## WRITTEN REQUEST
What follows is a listing; give it again exactly, in its entirety.
** START PROVIDED RECORDS **
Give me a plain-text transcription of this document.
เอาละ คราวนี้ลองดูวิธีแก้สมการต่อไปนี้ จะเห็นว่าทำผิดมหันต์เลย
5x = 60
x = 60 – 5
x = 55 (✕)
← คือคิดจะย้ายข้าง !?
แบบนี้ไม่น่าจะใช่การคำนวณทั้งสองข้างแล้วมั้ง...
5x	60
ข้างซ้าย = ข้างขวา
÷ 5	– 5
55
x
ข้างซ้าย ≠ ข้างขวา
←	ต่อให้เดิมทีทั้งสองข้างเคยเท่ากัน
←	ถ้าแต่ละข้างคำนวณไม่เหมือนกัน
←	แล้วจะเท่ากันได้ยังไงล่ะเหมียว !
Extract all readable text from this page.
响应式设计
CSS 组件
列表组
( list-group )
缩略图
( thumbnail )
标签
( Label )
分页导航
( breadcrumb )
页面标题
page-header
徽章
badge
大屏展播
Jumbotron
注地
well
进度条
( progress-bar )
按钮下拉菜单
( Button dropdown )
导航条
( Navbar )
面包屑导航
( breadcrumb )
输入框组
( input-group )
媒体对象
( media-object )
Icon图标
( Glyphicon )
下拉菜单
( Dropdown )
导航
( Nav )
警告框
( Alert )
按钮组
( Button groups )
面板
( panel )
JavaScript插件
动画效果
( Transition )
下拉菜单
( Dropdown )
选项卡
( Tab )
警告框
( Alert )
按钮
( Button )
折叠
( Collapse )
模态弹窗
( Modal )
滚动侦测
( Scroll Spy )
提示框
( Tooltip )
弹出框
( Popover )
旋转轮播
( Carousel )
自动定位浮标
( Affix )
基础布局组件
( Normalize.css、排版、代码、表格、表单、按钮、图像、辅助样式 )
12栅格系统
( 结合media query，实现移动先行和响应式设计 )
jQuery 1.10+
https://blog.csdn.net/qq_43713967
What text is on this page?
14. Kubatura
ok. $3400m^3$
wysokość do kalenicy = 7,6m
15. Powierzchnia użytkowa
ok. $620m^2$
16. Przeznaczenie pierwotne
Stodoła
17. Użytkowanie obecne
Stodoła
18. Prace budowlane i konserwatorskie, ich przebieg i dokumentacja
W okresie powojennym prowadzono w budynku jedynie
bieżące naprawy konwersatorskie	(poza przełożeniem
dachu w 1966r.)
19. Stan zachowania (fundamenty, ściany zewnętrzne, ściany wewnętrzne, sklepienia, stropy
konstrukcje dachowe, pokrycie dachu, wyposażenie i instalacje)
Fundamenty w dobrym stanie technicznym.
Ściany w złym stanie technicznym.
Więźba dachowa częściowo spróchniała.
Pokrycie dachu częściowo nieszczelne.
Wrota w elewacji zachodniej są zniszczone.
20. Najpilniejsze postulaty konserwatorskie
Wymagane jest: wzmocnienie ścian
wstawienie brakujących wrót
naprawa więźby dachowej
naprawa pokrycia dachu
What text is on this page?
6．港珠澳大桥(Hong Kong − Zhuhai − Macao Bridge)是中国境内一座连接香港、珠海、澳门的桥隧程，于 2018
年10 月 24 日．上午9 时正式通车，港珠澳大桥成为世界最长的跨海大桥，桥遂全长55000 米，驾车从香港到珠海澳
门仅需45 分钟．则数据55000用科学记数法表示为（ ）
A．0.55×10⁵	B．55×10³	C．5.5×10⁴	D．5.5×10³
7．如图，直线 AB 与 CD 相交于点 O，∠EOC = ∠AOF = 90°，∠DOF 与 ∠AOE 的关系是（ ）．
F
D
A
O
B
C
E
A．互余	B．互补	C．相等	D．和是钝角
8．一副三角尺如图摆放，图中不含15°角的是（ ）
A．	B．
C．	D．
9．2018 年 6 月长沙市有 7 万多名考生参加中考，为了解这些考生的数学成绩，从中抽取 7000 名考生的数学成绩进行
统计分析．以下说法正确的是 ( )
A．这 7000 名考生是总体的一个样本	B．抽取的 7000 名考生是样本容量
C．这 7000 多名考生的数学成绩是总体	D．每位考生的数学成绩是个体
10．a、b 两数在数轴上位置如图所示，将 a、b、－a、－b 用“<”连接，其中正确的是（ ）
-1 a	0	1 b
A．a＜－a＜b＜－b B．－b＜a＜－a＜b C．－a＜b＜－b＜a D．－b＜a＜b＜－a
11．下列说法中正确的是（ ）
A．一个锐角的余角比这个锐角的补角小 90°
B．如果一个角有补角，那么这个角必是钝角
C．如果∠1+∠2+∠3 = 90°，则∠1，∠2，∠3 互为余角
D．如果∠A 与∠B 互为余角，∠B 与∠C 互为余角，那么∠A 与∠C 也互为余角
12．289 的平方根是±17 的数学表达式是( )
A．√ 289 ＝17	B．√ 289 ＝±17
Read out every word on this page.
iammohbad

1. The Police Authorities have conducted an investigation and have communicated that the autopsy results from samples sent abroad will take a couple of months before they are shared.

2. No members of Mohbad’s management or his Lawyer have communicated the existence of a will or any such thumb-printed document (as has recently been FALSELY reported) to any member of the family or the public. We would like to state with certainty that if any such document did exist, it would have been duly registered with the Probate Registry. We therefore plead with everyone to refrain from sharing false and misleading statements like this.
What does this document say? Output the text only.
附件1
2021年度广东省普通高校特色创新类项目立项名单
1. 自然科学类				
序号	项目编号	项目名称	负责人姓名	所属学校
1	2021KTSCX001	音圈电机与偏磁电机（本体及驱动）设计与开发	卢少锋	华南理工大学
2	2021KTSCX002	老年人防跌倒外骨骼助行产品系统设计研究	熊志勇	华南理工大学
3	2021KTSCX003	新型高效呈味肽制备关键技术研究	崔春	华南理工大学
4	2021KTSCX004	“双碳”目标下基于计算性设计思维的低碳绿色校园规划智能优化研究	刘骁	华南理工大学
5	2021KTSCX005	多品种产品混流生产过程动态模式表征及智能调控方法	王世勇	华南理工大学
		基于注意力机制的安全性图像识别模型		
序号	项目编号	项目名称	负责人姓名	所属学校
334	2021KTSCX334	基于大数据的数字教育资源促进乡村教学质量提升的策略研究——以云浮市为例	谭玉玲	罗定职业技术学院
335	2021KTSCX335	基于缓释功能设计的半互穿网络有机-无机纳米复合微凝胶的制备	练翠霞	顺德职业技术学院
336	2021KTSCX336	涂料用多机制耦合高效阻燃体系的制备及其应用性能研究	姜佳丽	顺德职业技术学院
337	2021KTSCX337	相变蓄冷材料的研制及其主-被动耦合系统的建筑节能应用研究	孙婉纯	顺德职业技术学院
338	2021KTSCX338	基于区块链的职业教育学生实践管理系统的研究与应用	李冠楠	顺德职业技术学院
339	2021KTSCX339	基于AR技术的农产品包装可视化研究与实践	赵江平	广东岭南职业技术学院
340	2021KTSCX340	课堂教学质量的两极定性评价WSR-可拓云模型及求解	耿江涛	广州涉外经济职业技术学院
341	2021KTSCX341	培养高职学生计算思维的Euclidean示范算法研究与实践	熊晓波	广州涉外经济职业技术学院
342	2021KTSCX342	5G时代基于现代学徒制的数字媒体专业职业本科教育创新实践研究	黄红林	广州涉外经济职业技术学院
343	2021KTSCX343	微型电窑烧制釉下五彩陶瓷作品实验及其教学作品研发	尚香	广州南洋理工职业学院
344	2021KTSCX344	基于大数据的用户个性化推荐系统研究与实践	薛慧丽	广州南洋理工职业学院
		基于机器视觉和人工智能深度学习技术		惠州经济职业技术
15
** END PROVIDED RECORDS **
## THE RESPONSE
Give me a plain-text transcription of this document.
เอาละ คราวนี้ลองดูวิธีแก้สมการต่อไปนี้ จะเห็นว่าทำผิดมหันต์เลย
5x = 60
x = 60 – 5
x = 55 (✕)
← คือคิดจะย้ายข้าง !?
แบบนี้ไม่น่าจะใช่การคำนวณทั้งสองข้างแล้วมั้ง...
5x	60
ข้างซ้าย = ข้างขวา
÷ 5	– 5
55
x
ข้างซ้าย ≠ ข้างขวา
←	ต่อให้เดิมทีทั้งสองข้างเคยเท่ากัน
←	ถ้าแต่ละข้างคำนวณไม่เหมือนกัน
←	แล้วจะเท่ากันได้ยังไงล่ะเหมียว !
Extract all readable text from this page.
响应式设计
CSS 组件
列表组
( list-group )
缩略图
( thumbnail )
标签
( Label )
分页导航
( breadcrumb )
页面标题
page-header
徽章
badge
大屏展播
Jumbotron
注地
well
进度条
( progress-bar )
按钮下拉菜单
( Button dropdown )
导航条
( Navbar )
面包屑导航
( breadcrumb )
输入框组
( input-group )
媒体对象
( media-object )
Icon图标
( Glyphicon )
下拉菜单
( Dropdown )
导航
( Nav )
警告框
( Alert )
按钮组
( Button groups )
面板
( panel )
JavaScript插件
动画效果
( Transition )
下拉菜单
( Dropdown )
选项卡
( Tab )
警告框
( Alert )
按钮
( Button )
折叠
( Collapse )
模态弹窗
( Modal )
滚动侦测
( Scroll Spy )
提示框
( Tooltip )
弹出框
( Popover )
旋转轮播
( Carousel )
自动定位浮标
( Affix )
基础布局组件
( Normalize.css、排版、代码、表格、表单、按钮、图像、辅助样式 )
12栅格系统
( 结合media query，实现移动先行和响应式设计 )
jQuery 1.10+
https://blog.csdn.net/qq_43713967
What text is on this page?
14. Kubatura
ok. $3400m^3$
wysokość do kalenicy = 7,6m
15. Powierzchnia użytkowa
ok. $620m^2$
16. Przeznaczenie pierwotne
Stodoła
17. Użytkowanie obecne
Stodoła
18. Prace budowlane i konserwatorskie, ich przebieg i dokumentacja
W okresie powojennym prowadzono w budynku jedynie
bieżące naprawy konwersatorskie	(poza przełożeniem
dachu w 1966r.)
19. Stan zachowania (fundamenty, ściany zewnętrzne, ściany wewnętrzne, sklepienia, stropy
konstrukcje dachowe, pokrycie dachu, wyposażenie i instalacje)
Fundamenty w dobrym stanie technicznym.
Ściany w złym stanie technicznym.
Więźba dachowa częściowo spróchniała.
Pokrycie dachu częściowo nieszczelne.
Wrota w elewacji zachodniej są zniszczone.
20. Najpilniejsze postulaty konserwatorskie
Wymagane jest: wzmocnienie ścian
wstawienie brakujących wrót
naprawa więźby dachowej
naprawa pokrycia dachu
What text is on this page?
6．港珠澳大桥(Hong Kong − Zhuhai − Macao Bridge)是中国境内一座连接香港、珠海、澳门的桥隧程，于 2018
年10 月 24 日．上午9 时正式通车，港珠澳大桥成为世界最长的跨海大桥，桥遂全长55000 米，驾车从香港到珠海澳
门仅需45 分钟．则数据55000用科学记数法表示为（ ）
A．0.55×10⁵	B．55×10³	C．5.5×10⁴	D．5.5×10³
7．如图，直线 AB 与 CD 相交于点 O，∠EOC = ∠AOF = 90°，∠DOF 与 ∠AOE 的关系是（ ）．
F
D
A
O
B
C
E
A．互余	B．互补	C．相等	D．和是钝角
8．一副三角尺如图摆放，图中不含15°角的是（ ）
A．	B．
C．	D．
9．2018 年 6 月长沙市有 7 万多名考生参加中考，为了解这些考生的数学成绩，从中抽取 7000 名考生的数学成绩进行
统计分析．以下说法正确的是 ( )
A．这 7000 名考生是总体的一个样本	B．抽取的 7000 名考生是样本容量
C．这 7000 多名考生的数学成绩是总体	D．每位考生的数学成绩是个体
10．a、b 两数在数轴上位置如图所示，将 a、b、－a、－b 用“<”连接，其中正确的是（ ）
-1 a	0	1 b
A．a＜－a＜b＜－b B．－b＜a＜－a＜b C．－a＜b＜－b＜a D．－b＜a＜b＜－a
11．下列说法中正确的是（ ）
A．一个锐角的余角比这个锐角的补角小 90°
B．如果一个角有补角，那么这个角必是钝角
C．如果∠1+∠2+∠3 = 90°，则∠1，∠2，∠3 互为余角
D．如果∠A 与∠B 互为余角，∠B 与∠C 互为余角，那么∠A 与∠C 也互为余角
12．289 的平方根是±17 的数学表达式是( )
A．√ 289 ＝17	B．√ 289 ＝±17
Read out every word on this page.
iammohbad

1. The Police Authorities have conducted an investigation and have communicated that the autopsy results from samples sent abroad will take a couple of months before they are shared.

2. No members of Mohbad’s management or his Lawyer have communicated the existence of a will or any such thumb-printed document (as has recently been FALSELY reported) to any member of the family or the public. We would like to state with certainty that if any such document did exist, it would have been duly registered with the Probate Registry. We therefore plead with everyone to refrain from sharing false and misleading statements like this.
What does this document say? Output the text only.
附件1
2021年度广东省普通高校特色创新类项目立项名单
1. 自然科学类				
序号	项目编号	项目名称	负责人姓名	所属学校
1	2021KTSCX001	音圈电机与偏磁电机（本体及驱动）设计与开发	卢少锋	华南理工大学
2	2021KTSCX002	老年人防跌倒外骨骼助行产品系统设计研究	熊志勇	华南理工大学
3	2021KTSCX003	新型高效呈味肽制备关键技术研究	崔春	华南理工大学
4	2021KTSCX004	“双碳”目标下基于计算性设计思维的低碳绿色校园规划智能优化研究	刘骁	华南理工大学
5	2021KTSCX005	多品种产品混流生产过程动态模式表征及智能调控方法	王世勇	华南理工大学
		基于注意力机制的安全性图像识别模型		
序号	项目编号	项目名称	负责人姓名	所属学校
334	2021KTSCX334	基于大数据的数字教育资源促进乡村教学质量提升的策略研究——以云浮市为例	谭玉玲	罗定职业技术学院
335	2021KTSCX335	基于缓释功能设计的半互穿网络有机-无机纳米复合微凝胶的制备	练翠霞	顺德职业技术学院
336	2021KTSCX336	涂料用多机制耦合高效阻燃体系的制备及其应用性能研究	姜佳丽	顺德职业技术学院
337	2021KTSCX337	相变蓄冷材料的研制及其主-被动耦合系统的建筑节能应用研究	孙婉纯	顺德职业技术学院
338	2021KTSCX338	基于区块链的职业教育学生实践管理系统的研究与应用	李冠楠	顺德职业技术学院
339	2021KTSCX339	基于AR技术的农产品包装可视化研究与实践	赵江平	广东岭南职业技术学院
340	2021KTSCX340	课堂教学质量的两极定性评价WSR-可拓云模型及求解	耿江涛	广州涉外经济职业技术学院
341	2021KTSCX341	培养高职学生计算思维的Euclidean示范算法研究与实践	熊晓波	广州涉外经济职业技术学院
342	2021KTSCX342	5G时代基于现代学徒制的数字媒体专业职业本科教育创新实践研究	黄红林	广州涉外经济职业技术学院
343	2021KTSCX343	微型电窑烧制釉下五彩陶瓷作品实验及其教学作品研发	尚香	广州南洋理工职业学院
344	2021KTSCX344	基于大数据的用户个性化推荐系统研究与实践	薛慧丽	广州南洋理工职业学院
		基于机器视觉和人工智能深度学习技术		惠州经济职业技术
15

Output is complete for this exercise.